### Your objective
In the entries that follow, find the word "Health" and report each line it is on.

### Exercise inputs
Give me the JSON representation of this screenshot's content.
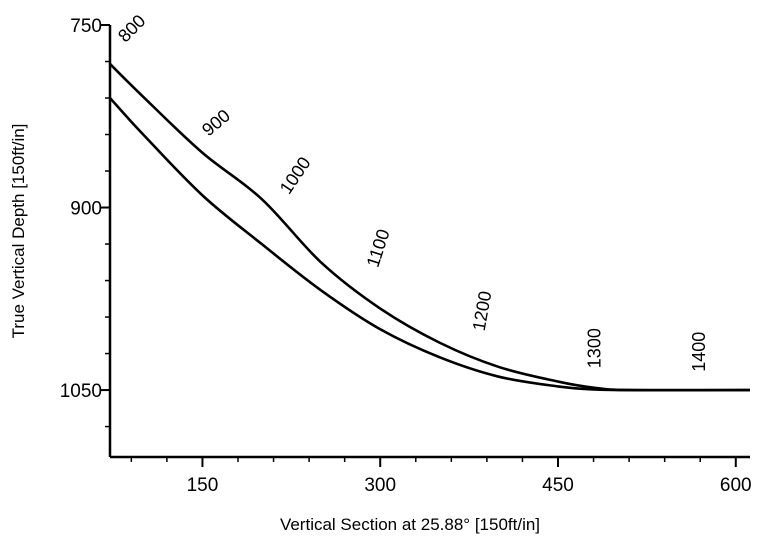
{
  "chart_data": {
    "type": "line",
    "title": "",
    "xlabel": "Vertical Section at 25.88° [150ft/in]",
    "ylabel": "True Vertical Depth [150ft/in]",
    "xlim": [
      72,
      612
    ],
    "ylim": [
      750,
      1105
    ],
    "y_inverted": true,
    "grid": false,
    "x_ticks": [
      {
        "value": 150,
        "label": "150"
      },
      {
        "value": 300,
        "label": "300"
      },
      {
        "value": 450,
        "label": "450"
      },
      {
        "value": 600,
        "label": "600"
      }
    ],
    "y_ticks": [
      {
        "value": 750,
        "label": "750"
      },
      {
        "value": 900,
        "label": "900"
      },
      {
        "value": 1050,
        "label": "1050"
      }
    ],
    "series": [
      {
        "color": "#000000",
        "points": [
          {
            "x": 72,
            "y": 782
          },
          {
            "x": 100,
            "y": 809
          },
          {
            "x": 150,
            "y": 855
          },
          {
            "x": 200,
            "y": 893
          },
          {
            "x": 250,
            "y": 945
          },
          {
            "x": 300,
            "y": 983
          },
          {
            "x": 350,
            "y": 1011
          },
          {
            "x": 400,
            "y": 1031
          },
          {
            "x": 450,
            "y": 1043
          },
          {
            "x": 480,
            "y": 1048
          },
          {
            "x": 510,
            "y": 1050
          },
          {
            "x": 612,
            "y": 1050
          }
        ]
      },
      {
        "color": "#000000",
        "points": [
          {
            "x": 72,
            "y": 810
          },
          {
            "x": 100,
            "y": 840
          },
          {
            "x": 150,
            "y": 890
          },
          {
            "x": 200,
            "y": 930
          },
          {
            "x": 250,
            "y": 968
          },
          {
            "x": 300,
            "y": 1000
          },
          {
            "x": 350,
            "y": 1023
          },
          {
            "x": 400,
            "y": 1039
          },
          {
            "x": 450,
            "y": 1047
          },
          {
            "x": 480,
            "y": 1049.5
          },
          {
            "x": 510,
            "y": 1050
          },
          {
            "x": 612,
            "y": 1050
          }
        ]
      }
    ],
    "annotations": [
      {
        "text": "800",
        "x": 85,
        "y": 765,
        "angle": -45
      },
      {
        "text": "900",
        "x": 155,
        "y": 842,
        "angle": -40
      },
      {
        "text": "1000",
        "x": 223,
        "y": 890,
        "angle": -56
      },
      {
        "text": "1100",
        "x": 298,
        "y": 950,
        "angle": -72
      },
      {
        "text": "1200",
        "x": 388,
        "y": 1002,
        "angle": -80
      },
      {
        "text": "1300",
        "x": 486,
        "y": 1032,
        "angle": -90
      },
      {
        "text": "1400",
        "x": 574,
        "y": 1035,
        "angle": -90
      }
    ]
  }
}
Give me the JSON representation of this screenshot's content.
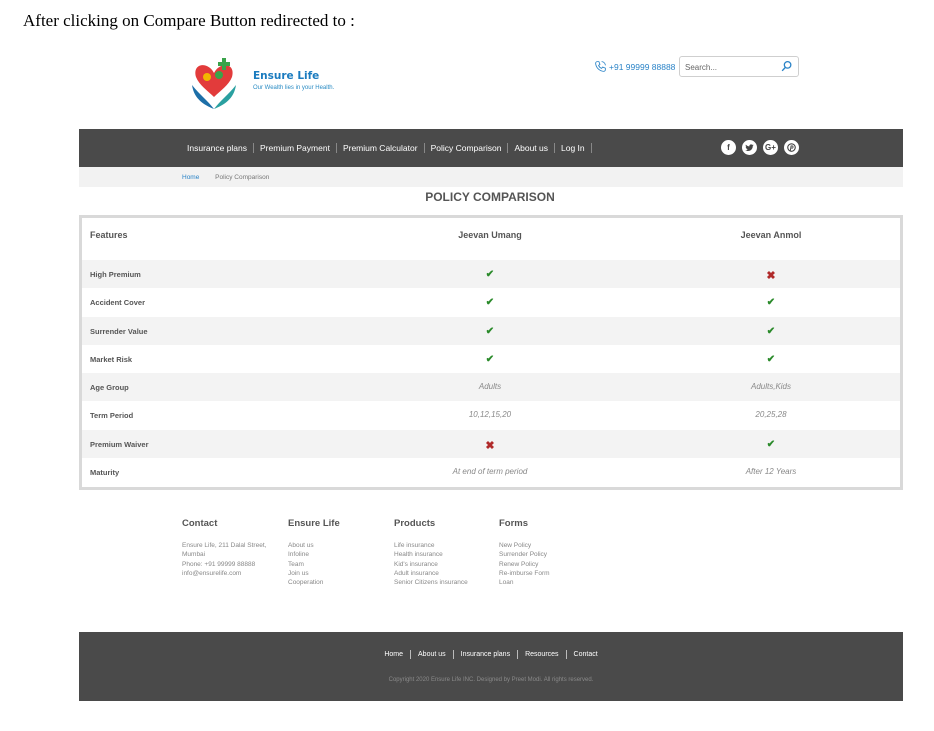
{
  "caption": "After clicking on Compare Button redirected to :",
  "brand": {
    "name": "Ensure Life",
    "tagline": "Our Wealth lies in your Health."
  },
  "header": {
    "phone": "+91 99999 88888",
    "search_placeholder": "Search..."
  },
  "nav": {
    "items": [
      "Insurance plans",
      "Premium Payment",
      "Premium Calculator",
      "Policy Comparison",
      "About us",
      "Log In"
    ],
    "social": [
      "f",
      "t",
      "G+",
      "p"
    ]
  },
  "breadcrumb": {
    "home": "Home",
    "current": "Policy Comparison"
  },
  "page_title": "POLICY COMPARISON",
  "table": {
    "headers": [
      "Features",
      "Jeevan Umang",
      "Jeevan Anmol"
    ],
    "rows": [
      {
        "feature": "High Premium",
        "a": "✔",
        "b": "✖"
      },
      {
        "feature": "Accident Cover",
        "a": "✔",
        "b": "✔"
      },
      {
        "feature": "Surrender Value",
        "a": "✔",
        "b": "✔"
      },
      {
        "feature": "Market Risk",
        "a": "✔",
        "b": "✔"
      },
      {
        "feature": "Age Group",
        "a": "Adults",
        "b": "Adults,Kids"
      },
      {
        "feature": "Term Period",
        "a": "10,12,15,20",
        "b": "20,25,28"
      },
      {
        "feature": "Premium Waiver",
        "a": "✖",
        "b": "✔"
      },
      {
        "feature": "Maturity",
        "a": "At end of term period",
        "b": "After 12 Years"
      }
    ]
  },
  "footer": {
    "contact": {
      "title": "Contact",
      "lines": [
        "Ensure Life, 211 Dalal Street,",
        "Mumbai",
        "Phone: +91 99999 88888",
        "info@ensurelife.com"
      ]
    },
    "ensure": {
      "title": "Ensure Life",
      "lines": [
        "About us",
        "Infoline",
        "Team",
        "Join us",
        "Cooperation"
      ]
    },
    "products": {
      "title": "Products",
      "lines": [
        "Life insurance",
        "Health insurance",
        "Kid's insurance",
        "Adult insurance",
        "Senior Citizens insurance"
      ]
    },
    "forms": {
      "title": "Forms",
      "lines": [
        "New Policy",
        "Surrender Policy",
        "Renew Policy",
        "Re-imburse Form",
        "Loan"
      ]
    }
  },
  "bottom": {
    "links": [
      "Home",
      "About us",
      "Insurance plans",
      "Resources",
      "Contact"
    ],
    "copyright": "Copyright 2020 Ensure Life INC. Designed by Preet Modi. All rights reserved."
  }
}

### Correct response
    "tagline": "Our Wealth lies in your Health."
        "Health insurance",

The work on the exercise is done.